(Dataset entries on figures)

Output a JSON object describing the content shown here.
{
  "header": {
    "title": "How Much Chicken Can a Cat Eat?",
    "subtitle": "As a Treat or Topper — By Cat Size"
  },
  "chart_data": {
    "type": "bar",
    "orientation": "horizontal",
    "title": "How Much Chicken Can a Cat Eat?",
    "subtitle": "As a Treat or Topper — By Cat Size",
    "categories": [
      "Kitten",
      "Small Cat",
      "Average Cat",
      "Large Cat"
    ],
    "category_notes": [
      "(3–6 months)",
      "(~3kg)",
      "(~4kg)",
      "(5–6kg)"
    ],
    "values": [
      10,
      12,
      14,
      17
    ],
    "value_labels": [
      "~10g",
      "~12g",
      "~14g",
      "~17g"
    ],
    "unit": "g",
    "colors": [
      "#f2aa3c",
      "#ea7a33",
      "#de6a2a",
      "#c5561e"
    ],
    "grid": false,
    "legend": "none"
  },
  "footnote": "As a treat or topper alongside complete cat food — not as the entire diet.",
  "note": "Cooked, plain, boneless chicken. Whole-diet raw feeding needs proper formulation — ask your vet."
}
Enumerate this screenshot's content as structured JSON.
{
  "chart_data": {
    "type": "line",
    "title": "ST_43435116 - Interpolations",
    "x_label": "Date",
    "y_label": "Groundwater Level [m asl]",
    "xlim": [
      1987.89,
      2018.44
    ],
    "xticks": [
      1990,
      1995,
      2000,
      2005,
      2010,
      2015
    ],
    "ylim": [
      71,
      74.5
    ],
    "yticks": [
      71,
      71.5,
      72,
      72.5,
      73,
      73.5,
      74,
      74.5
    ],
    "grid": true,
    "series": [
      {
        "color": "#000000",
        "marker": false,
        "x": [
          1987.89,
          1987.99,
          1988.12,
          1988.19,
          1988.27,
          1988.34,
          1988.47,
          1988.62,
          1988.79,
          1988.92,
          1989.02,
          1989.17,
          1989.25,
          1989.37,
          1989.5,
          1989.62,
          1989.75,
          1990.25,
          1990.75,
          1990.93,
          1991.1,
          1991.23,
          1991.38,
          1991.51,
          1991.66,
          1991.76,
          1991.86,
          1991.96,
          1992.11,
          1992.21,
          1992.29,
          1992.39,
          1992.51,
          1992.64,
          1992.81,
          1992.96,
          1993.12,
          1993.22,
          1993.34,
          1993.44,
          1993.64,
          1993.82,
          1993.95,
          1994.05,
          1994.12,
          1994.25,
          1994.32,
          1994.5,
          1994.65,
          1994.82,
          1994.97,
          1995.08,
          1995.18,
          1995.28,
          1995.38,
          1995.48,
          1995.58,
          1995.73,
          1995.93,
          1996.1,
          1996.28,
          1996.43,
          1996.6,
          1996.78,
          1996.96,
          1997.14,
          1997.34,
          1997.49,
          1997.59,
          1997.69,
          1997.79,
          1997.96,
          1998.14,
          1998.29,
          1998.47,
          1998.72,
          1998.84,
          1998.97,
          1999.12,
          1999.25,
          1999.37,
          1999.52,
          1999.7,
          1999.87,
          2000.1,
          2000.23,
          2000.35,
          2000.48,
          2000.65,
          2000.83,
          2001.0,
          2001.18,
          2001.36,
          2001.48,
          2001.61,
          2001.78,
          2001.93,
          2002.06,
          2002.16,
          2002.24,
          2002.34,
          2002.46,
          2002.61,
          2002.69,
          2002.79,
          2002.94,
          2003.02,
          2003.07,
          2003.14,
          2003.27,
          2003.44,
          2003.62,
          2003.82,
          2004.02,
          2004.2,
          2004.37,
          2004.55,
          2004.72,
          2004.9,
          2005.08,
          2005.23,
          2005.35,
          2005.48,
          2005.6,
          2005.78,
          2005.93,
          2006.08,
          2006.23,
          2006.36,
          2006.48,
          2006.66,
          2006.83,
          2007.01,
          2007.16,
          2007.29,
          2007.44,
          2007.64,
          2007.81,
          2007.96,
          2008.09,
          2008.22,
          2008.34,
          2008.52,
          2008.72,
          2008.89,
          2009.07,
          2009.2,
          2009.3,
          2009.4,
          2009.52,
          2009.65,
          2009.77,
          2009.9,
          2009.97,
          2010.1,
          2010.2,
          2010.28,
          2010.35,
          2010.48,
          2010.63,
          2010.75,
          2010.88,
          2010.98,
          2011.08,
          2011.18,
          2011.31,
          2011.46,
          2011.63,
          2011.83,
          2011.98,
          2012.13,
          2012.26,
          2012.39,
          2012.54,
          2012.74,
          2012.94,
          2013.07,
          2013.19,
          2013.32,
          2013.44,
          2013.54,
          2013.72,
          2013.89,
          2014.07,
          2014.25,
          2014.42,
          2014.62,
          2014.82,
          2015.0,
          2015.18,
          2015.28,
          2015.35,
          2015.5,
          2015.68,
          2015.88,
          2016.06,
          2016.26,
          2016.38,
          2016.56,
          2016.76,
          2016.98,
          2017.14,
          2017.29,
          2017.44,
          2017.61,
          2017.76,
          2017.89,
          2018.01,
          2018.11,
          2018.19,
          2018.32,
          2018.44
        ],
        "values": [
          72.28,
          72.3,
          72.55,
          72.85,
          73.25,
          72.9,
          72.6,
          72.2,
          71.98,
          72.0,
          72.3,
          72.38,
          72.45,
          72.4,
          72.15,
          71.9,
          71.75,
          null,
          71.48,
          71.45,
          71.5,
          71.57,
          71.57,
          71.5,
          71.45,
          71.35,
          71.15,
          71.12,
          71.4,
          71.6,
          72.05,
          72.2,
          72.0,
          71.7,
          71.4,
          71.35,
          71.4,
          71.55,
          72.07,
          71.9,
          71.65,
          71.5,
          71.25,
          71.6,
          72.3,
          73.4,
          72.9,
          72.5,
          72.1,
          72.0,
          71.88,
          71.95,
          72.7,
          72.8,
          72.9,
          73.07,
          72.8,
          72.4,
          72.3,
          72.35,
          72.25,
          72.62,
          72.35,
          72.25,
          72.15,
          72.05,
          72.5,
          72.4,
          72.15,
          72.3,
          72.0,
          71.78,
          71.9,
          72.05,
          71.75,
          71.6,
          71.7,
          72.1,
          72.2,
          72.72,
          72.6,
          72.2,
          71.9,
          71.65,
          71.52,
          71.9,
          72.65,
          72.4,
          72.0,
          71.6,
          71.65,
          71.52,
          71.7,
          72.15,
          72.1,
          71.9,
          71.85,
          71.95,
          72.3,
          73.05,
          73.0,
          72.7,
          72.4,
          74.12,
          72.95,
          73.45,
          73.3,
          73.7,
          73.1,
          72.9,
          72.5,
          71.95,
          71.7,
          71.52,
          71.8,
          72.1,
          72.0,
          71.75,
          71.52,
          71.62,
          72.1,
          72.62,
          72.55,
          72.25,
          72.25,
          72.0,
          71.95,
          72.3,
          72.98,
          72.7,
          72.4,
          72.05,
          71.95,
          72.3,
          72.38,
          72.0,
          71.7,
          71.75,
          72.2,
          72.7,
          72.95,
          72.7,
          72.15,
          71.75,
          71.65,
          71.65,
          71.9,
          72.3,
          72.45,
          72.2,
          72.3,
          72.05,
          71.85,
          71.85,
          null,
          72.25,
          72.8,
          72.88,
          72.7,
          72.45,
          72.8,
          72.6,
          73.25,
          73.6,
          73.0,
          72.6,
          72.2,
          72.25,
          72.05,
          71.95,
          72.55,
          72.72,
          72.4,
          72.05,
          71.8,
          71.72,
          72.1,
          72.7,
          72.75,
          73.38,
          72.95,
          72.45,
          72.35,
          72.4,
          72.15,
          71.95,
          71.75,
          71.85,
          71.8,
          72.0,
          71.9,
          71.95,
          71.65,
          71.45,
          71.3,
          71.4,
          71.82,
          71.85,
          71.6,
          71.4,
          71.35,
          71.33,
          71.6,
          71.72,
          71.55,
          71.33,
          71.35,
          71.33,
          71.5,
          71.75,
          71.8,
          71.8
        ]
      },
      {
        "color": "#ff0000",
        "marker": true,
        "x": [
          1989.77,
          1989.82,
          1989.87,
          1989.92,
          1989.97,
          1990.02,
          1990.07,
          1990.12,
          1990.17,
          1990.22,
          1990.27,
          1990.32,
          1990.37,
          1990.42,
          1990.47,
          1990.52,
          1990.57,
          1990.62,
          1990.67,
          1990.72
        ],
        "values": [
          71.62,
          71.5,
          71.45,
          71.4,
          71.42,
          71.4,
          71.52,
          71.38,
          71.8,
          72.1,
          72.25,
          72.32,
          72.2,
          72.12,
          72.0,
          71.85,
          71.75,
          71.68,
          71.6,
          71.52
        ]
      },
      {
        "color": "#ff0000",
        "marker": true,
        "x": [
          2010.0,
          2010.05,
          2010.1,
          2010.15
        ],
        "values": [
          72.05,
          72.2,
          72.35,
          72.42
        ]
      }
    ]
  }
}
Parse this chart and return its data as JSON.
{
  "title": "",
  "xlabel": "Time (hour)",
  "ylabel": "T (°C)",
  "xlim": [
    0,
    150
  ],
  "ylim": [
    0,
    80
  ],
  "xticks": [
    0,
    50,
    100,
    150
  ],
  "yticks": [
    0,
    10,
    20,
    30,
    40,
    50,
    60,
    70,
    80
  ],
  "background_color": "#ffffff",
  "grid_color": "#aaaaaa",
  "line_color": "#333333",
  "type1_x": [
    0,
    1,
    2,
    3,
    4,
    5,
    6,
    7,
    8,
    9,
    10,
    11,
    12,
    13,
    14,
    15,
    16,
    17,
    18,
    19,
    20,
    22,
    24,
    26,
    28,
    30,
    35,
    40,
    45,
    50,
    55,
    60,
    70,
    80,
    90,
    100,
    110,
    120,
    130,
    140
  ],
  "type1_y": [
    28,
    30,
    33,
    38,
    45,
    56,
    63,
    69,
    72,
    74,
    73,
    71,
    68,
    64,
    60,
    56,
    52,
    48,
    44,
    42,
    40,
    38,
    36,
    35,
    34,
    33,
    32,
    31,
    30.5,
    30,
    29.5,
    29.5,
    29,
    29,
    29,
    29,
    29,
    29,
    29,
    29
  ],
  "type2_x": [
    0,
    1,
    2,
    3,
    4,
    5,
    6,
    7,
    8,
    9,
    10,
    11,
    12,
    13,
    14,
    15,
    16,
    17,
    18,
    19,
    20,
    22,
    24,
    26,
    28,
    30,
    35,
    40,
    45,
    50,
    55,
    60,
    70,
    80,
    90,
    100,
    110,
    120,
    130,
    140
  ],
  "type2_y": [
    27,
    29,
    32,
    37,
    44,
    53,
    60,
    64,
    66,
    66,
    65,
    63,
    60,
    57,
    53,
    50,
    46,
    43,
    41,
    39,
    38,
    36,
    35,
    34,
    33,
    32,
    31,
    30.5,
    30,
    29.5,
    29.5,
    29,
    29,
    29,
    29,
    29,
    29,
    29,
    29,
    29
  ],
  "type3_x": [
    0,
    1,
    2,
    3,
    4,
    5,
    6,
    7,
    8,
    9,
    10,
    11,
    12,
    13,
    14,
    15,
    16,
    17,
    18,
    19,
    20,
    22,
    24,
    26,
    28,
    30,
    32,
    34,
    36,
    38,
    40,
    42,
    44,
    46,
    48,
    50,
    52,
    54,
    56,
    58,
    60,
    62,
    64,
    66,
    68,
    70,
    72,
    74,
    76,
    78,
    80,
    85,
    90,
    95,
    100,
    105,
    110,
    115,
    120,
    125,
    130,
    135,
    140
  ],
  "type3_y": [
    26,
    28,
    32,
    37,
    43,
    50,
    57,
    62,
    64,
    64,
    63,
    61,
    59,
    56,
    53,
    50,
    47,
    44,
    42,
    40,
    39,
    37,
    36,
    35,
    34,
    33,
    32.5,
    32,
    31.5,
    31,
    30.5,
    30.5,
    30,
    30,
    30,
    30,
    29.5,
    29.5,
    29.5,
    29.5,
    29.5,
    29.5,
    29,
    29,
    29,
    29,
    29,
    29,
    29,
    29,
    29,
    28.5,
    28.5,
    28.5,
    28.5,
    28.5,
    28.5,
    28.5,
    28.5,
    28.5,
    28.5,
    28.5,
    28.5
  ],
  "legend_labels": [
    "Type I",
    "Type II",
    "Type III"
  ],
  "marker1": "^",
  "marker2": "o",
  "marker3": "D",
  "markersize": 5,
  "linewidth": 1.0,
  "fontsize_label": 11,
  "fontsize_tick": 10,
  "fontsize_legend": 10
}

**Exercise aim:**
Pull out all lines in the data above that include "this".

**Solution below:**
Enumerate this screenshot's content as structured JSON.
Parse this chart and return its data as JSON.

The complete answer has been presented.